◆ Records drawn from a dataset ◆
== Segment start ==
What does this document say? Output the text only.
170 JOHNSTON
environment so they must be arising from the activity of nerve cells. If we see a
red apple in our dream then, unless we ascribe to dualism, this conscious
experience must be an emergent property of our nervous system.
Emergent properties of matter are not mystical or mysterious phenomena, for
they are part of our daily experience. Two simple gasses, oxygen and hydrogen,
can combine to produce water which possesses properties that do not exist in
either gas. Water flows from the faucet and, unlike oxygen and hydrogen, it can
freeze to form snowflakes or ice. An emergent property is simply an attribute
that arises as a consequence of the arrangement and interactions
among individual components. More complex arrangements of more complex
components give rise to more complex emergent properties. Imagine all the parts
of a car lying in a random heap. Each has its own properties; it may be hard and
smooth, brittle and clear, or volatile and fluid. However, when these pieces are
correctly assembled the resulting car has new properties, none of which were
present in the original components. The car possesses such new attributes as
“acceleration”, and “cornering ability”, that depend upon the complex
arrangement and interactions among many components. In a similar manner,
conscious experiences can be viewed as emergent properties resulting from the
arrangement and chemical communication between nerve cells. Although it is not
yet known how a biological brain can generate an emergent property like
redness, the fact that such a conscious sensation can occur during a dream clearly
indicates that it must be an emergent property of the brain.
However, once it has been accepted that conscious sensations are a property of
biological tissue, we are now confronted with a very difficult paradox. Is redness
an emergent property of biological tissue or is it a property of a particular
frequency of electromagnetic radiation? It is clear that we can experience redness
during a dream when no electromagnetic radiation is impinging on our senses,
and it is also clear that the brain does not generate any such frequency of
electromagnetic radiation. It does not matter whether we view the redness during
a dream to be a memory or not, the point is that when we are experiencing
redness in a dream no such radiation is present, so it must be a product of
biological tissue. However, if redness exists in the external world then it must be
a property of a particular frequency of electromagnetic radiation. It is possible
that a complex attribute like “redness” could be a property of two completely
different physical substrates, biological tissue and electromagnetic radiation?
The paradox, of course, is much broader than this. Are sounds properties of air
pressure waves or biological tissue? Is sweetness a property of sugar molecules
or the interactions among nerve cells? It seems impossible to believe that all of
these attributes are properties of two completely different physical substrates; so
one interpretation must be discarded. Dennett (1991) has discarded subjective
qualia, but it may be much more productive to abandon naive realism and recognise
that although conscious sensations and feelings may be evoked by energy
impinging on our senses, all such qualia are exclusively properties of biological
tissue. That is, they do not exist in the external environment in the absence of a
== Segment end ==
◆ YOUR ASSIGNMENT ◆
Pull out every line above that holds the word "frequency".

◆ SOLUTION ◆
frequency of electromagnetic radiation? It is clear that we can experience redness
and it is also clear that the brain does not generate any such frequency of
a property of a particular frequency of electromagnetic radiation. It is possible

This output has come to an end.